##### RECORD EXCERPTS #####
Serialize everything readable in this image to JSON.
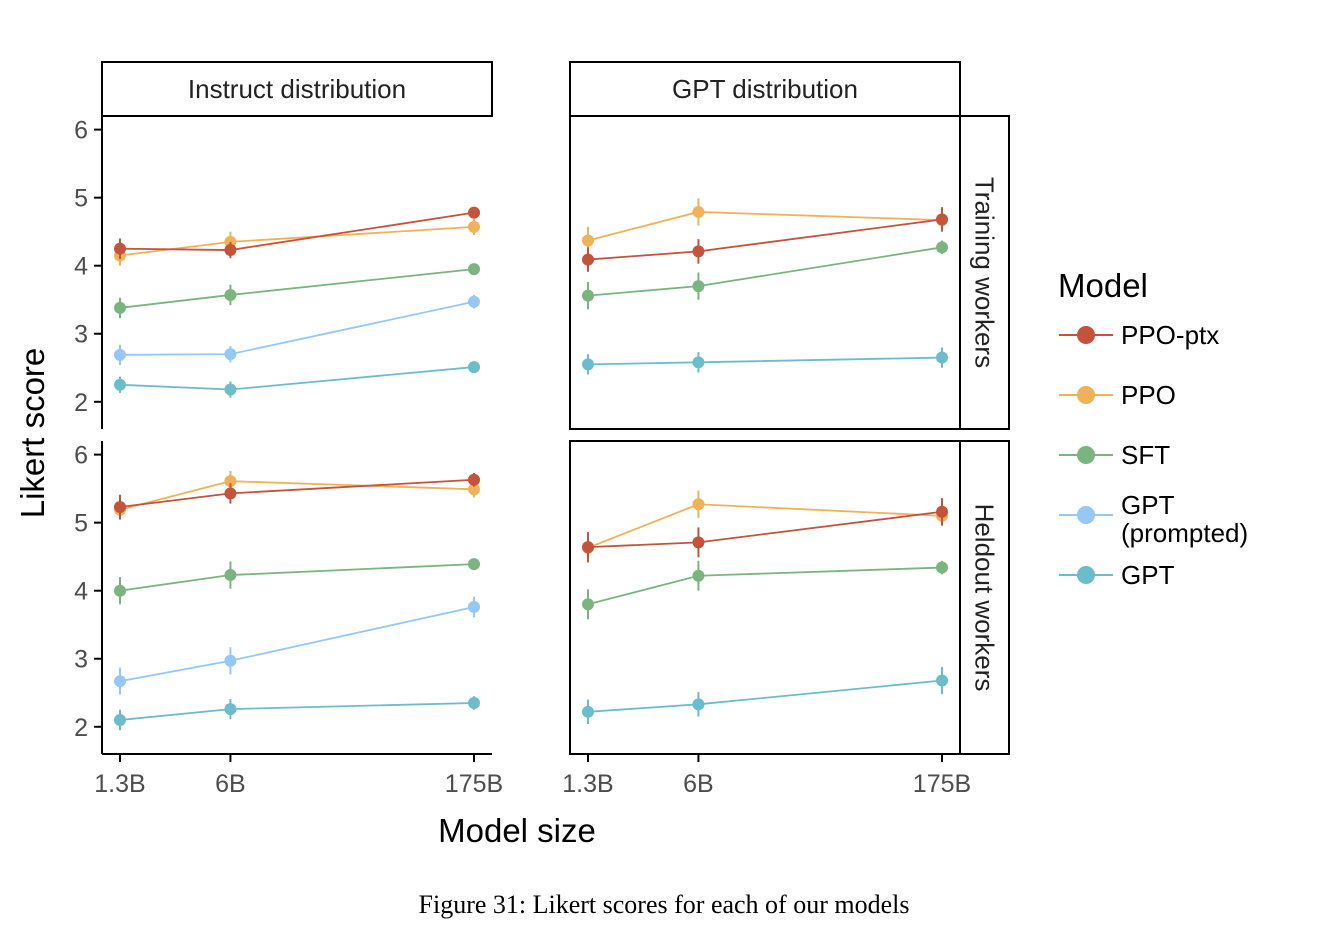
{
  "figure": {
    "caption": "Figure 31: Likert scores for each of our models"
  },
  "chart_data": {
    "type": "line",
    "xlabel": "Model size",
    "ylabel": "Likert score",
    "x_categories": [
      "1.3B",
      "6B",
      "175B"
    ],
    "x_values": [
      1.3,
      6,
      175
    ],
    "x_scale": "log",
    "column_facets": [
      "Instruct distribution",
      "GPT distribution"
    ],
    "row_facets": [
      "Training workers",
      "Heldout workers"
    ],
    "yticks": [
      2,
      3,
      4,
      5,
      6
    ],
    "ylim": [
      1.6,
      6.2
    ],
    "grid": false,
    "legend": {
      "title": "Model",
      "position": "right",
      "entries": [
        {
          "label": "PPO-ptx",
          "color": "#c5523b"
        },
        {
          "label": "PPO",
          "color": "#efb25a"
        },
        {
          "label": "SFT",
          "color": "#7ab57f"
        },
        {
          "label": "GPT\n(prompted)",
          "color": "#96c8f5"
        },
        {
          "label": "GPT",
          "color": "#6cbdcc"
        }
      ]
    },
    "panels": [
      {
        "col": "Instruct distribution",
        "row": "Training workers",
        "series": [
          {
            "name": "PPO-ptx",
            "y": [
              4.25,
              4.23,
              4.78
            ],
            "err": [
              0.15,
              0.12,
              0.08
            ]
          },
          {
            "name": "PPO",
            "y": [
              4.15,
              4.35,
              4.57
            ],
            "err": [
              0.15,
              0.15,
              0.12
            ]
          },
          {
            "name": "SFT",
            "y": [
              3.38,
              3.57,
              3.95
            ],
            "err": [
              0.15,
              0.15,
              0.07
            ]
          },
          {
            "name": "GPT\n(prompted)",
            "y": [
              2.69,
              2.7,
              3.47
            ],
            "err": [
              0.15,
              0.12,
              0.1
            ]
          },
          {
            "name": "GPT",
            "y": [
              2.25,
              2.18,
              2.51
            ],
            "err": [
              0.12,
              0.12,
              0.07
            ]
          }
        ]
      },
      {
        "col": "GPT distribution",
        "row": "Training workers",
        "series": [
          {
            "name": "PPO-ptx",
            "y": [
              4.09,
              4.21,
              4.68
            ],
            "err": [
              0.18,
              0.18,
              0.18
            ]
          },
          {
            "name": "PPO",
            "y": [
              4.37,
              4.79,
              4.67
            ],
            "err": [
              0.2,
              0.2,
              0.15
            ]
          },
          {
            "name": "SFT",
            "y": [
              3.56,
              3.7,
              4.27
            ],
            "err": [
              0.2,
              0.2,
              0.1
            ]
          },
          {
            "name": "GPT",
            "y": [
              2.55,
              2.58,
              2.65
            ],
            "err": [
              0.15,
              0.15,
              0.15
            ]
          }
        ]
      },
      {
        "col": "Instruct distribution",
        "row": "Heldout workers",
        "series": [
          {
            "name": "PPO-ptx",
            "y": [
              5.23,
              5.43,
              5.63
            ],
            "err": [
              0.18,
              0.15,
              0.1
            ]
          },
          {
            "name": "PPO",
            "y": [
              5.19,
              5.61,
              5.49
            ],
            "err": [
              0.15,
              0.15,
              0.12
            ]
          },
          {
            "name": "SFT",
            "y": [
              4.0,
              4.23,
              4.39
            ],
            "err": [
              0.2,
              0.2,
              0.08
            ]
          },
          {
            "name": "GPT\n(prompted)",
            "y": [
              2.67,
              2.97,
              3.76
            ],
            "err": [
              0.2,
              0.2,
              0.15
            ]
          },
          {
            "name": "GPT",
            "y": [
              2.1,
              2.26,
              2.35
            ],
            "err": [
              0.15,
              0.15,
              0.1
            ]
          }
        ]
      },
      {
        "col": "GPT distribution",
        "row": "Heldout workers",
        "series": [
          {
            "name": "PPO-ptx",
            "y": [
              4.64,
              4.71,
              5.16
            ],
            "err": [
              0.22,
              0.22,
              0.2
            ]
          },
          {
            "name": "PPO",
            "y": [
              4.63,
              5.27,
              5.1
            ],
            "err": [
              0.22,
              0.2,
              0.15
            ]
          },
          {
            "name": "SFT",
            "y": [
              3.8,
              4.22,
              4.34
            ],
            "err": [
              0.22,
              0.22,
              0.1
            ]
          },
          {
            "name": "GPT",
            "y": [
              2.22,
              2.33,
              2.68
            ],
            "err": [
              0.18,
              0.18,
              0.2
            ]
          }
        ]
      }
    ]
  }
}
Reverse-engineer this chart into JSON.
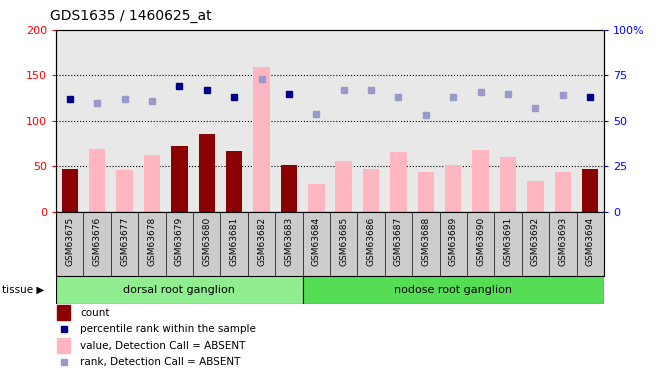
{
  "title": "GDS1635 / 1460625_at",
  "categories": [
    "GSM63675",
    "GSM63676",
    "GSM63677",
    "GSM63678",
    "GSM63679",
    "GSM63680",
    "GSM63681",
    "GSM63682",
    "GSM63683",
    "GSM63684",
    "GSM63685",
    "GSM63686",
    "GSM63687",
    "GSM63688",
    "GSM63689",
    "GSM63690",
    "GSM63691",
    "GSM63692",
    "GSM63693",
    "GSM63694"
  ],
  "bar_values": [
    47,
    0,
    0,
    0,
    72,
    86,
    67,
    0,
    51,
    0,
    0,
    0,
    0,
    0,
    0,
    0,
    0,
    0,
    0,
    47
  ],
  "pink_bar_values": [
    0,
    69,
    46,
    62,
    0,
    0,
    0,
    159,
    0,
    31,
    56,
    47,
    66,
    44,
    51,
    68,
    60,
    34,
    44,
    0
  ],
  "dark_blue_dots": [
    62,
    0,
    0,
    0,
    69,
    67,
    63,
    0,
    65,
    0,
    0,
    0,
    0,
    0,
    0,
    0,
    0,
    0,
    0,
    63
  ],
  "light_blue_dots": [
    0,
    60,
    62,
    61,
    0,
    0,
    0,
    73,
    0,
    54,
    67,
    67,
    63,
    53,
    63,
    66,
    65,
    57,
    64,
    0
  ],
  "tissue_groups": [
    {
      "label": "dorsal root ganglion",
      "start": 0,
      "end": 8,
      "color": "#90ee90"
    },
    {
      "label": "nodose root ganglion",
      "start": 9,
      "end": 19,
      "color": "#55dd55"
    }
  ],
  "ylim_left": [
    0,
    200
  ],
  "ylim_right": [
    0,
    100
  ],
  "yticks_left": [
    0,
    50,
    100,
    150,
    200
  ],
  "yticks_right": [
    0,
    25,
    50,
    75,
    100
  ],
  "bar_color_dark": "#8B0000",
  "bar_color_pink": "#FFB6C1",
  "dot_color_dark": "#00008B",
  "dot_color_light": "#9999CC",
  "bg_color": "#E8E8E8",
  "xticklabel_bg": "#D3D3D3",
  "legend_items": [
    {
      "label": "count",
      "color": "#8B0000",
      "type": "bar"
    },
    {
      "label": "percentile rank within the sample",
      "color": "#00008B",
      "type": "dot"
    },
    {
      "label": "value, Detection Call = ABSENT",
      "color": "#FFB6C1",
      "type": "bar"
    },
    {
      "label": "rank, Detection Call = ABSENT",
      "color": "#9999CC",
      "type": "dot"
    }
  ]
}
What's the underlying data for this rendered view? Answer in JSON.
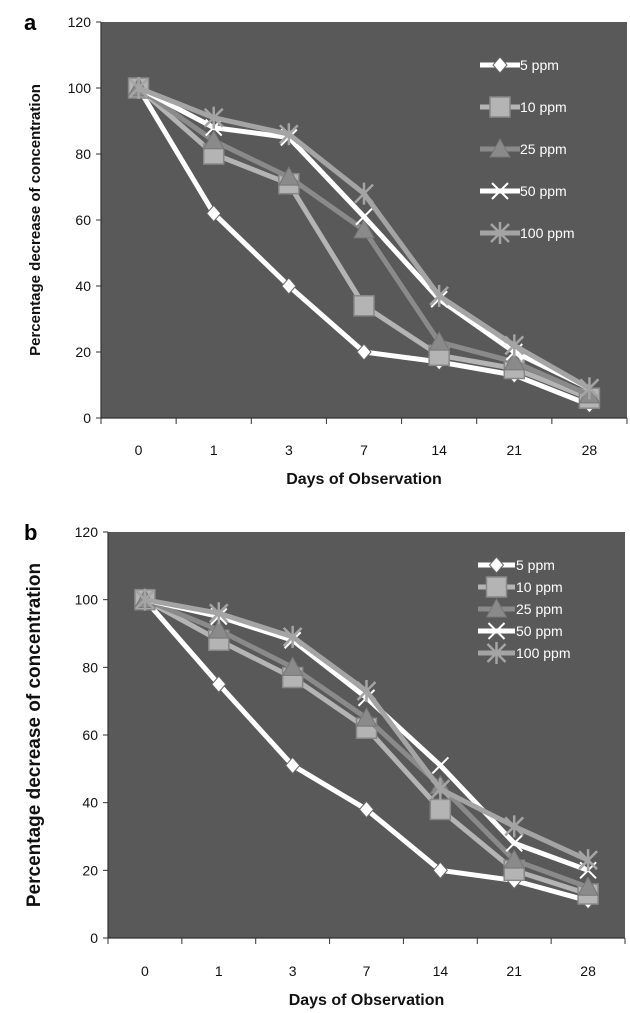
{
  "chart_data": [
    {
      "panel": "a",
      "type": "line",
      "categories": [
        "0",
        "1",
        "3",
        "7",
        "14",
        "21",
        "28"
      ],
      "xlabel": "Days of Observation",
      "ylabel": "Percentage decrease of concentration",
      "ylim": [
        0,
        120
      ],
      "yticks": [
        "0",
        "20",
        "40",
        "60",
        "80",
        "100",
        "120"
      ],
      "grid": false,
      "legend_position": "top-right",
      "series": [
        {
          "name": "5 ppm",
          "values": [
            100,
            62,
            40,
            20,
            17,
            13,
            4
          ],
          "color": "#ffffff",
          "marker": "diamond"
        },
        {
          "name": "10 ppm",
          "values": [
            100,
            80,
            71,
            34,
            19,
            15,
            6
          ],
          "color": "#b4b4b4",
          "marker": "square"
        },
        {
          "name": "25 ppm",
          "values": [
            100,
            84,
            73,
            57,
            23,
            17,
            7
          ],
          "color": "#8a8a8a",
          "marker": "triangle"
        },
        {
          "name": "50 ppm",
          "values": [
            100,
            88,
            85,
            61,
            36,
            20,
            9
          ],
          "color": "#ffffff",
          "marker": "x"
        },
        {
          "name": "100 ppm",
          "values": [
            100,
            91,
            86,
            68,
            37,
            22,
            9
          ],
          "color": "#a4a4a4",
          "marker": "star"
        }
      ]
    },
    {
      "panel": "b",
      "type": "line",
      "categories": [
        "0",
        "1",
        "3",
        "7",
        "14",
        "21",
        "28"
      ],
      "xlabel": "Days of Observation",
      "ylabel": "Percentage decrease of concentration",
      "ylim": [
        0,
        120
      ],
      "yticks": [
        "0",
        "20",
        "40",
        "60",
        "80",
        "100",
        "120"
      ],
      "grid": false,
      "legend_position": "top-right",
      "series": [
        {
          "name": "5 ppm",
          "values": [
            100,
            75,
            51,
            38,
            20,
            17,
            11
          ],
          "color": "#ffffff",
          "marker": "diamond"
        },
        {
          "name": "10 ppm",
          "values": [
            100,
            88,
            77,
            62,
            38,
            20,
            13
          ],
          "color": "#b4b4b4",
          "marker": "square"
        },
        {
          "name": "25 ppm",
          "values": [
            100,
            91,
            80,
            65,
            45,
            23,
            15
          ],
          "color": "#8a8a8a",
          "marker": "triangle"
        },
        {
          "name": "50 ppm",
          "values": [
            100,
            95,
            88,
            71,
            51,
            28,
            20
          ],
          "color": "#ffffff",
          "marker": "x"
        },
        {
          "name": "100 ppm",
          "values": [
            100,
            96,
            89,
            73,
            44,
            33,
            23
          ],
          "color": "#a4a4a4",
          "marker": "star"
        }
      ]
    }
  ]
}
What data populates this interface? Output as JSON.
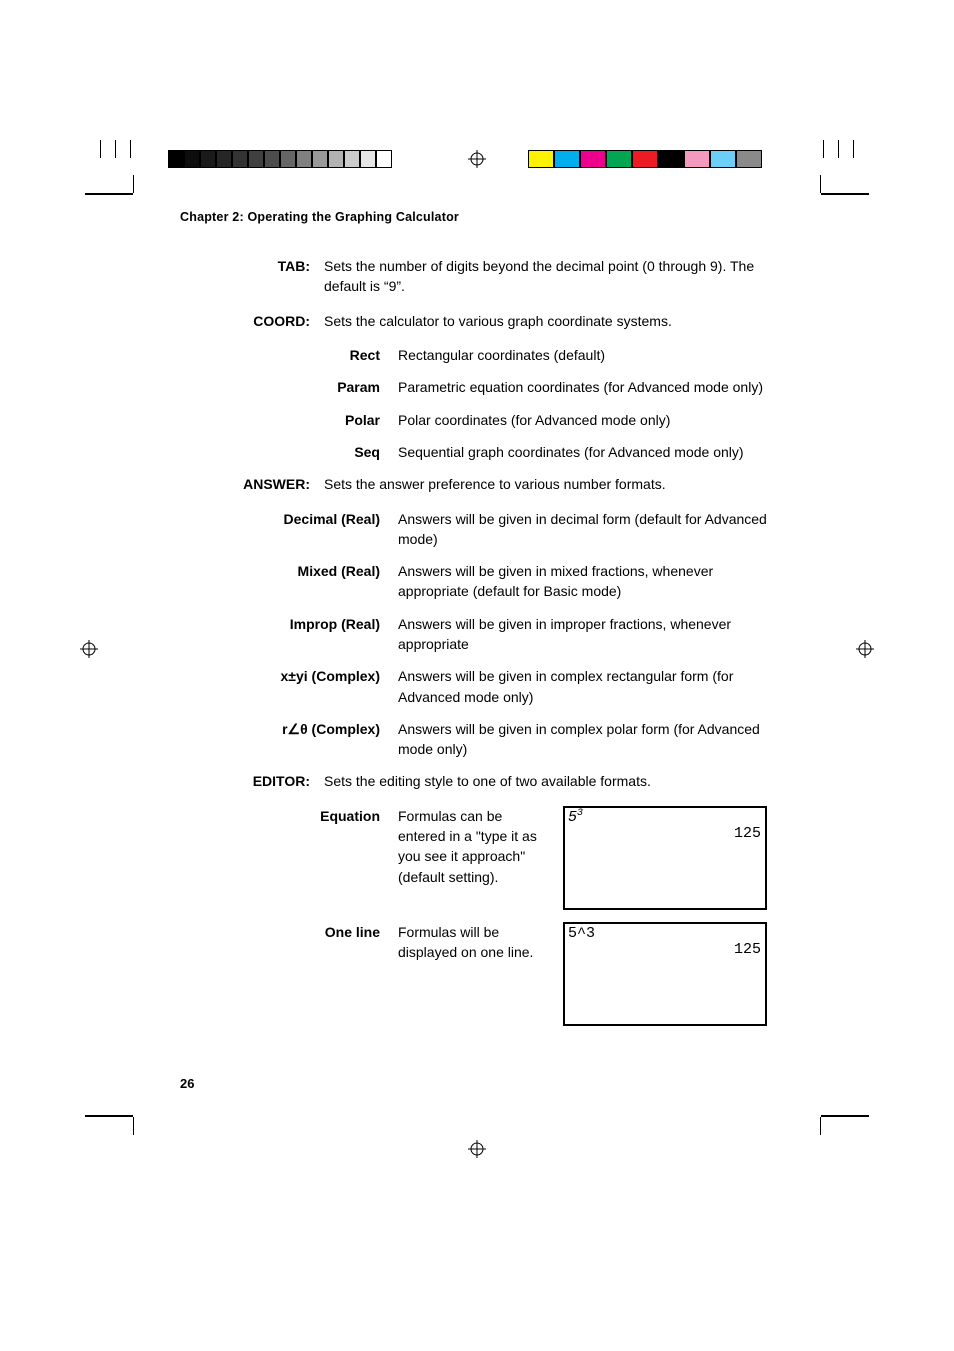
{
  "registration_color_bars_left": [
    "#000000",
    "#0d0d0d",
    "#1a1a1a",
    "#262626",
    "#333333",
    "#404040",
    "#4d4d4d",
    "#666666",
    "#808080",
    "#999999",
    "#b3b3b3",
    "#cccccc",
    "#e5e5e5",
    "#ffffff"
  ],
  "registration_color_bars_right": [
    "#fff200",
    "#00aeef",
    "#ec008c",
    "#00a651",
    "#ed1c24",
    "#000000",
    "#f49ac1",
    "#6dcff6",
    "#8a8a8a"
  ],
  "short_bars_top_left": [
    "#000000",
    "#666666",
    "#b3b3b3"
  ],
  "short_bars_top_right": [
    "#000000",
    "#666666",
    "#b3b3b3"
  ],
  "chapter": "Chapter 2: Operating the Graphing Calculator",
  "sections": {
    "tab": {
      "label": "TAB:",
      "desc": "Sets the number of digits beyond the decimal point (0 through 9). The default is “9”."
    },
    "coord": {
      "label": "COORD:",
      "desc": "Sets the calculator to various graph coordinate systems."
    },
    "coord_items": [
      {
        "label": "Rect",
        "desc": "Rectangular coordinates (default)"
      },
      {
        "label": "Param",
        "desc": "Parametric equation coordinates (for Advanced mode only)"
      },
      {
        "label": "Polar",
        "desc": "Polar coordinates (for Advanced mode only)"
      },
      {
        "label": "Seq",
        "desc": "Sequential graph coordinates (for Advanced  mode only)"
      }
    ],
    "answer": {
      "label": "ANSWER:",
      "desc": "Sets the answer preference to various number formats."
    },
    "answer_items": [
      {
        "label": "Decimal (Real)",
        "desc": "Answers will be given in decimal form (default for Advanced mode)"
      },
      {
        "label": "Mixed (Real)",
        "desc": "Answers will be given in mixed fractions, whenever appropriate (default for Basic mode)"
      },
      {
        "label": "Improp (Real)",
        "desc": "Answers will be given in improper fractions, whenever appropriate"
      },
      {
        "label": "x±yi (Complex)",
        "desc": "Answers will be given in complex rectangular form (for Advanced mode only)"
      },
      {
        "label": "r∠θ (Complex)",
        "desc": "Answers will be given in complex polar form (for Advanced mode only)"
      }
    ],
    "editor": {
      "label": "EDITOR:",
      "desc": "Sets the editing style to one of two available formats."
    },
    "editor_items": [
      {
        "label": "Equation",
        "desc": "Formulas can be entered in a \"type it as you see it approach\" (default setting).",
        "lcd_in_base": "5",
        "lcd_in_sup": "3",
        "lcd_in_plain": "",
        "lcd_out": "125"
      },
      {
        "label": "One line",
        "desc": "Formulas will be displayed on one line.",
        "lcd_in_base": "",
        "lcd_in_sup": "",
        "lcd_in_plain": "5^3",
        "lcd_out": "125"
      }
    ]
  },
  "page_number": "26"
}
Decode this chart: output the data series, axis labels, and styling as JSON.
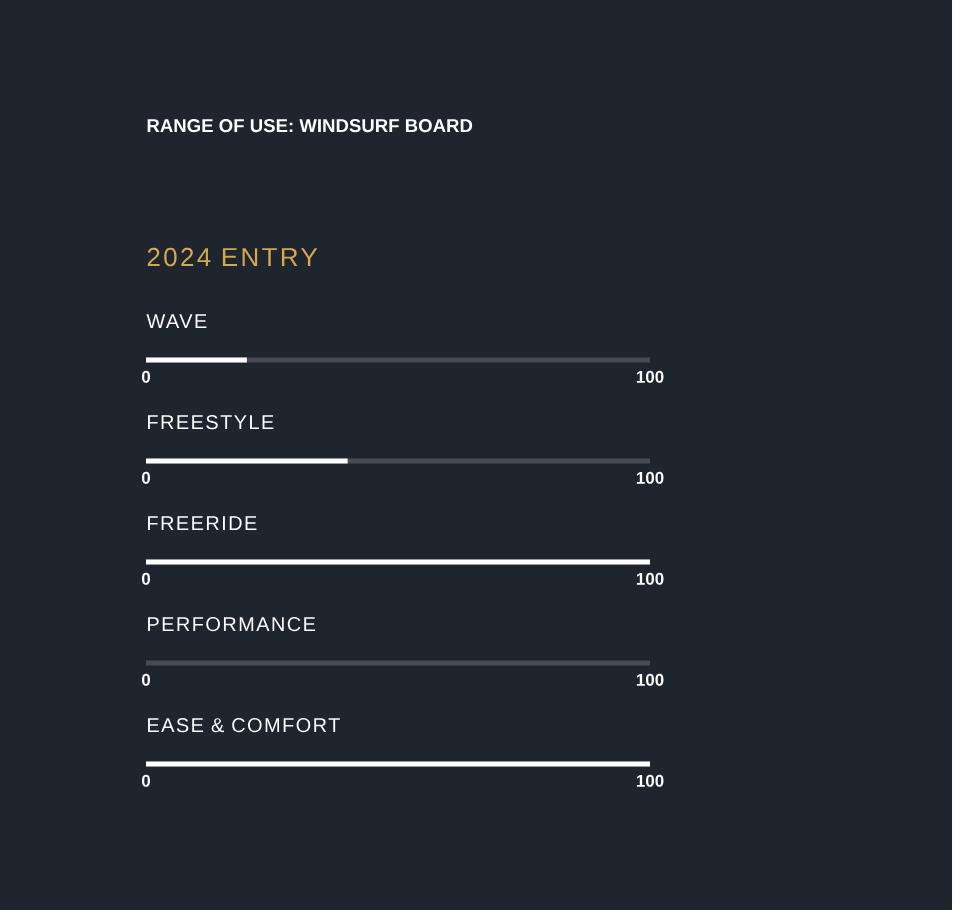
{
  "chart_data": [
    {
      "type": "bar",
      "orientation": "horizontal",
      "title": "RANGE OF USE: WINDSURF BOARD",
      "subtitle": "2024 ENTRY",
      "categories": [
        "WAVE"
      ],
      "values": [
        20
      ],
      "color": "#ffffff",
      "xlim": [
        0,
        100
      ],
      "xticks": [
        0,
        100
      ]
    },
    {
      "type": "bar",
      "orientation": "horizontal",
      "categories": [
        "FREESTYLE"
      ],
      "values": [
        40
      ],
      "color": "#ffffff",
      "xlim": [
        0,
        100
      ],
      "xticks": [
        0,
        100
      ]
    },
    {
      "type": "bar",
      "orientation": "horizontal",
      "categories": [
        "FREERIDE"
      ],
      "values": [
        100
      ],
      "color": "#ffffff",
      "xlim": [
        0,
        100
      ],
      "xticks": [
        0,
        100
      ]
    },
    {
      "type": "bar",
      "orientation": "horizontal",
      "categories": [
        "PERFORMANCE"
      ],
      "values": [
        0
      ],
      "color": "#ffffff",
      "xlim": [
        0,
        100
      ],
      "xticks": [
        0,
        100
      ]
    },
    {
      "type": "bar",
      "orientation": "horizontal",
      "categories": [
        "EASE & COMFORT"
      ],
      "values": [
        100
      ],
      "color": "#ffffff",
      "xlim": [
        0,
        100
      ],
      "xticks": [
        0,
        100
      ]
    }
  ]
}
#####
AIM OF THE TASK:
Provide only the count of lines in the data above that include the string "Likert".

EXERCISE RESULT:
2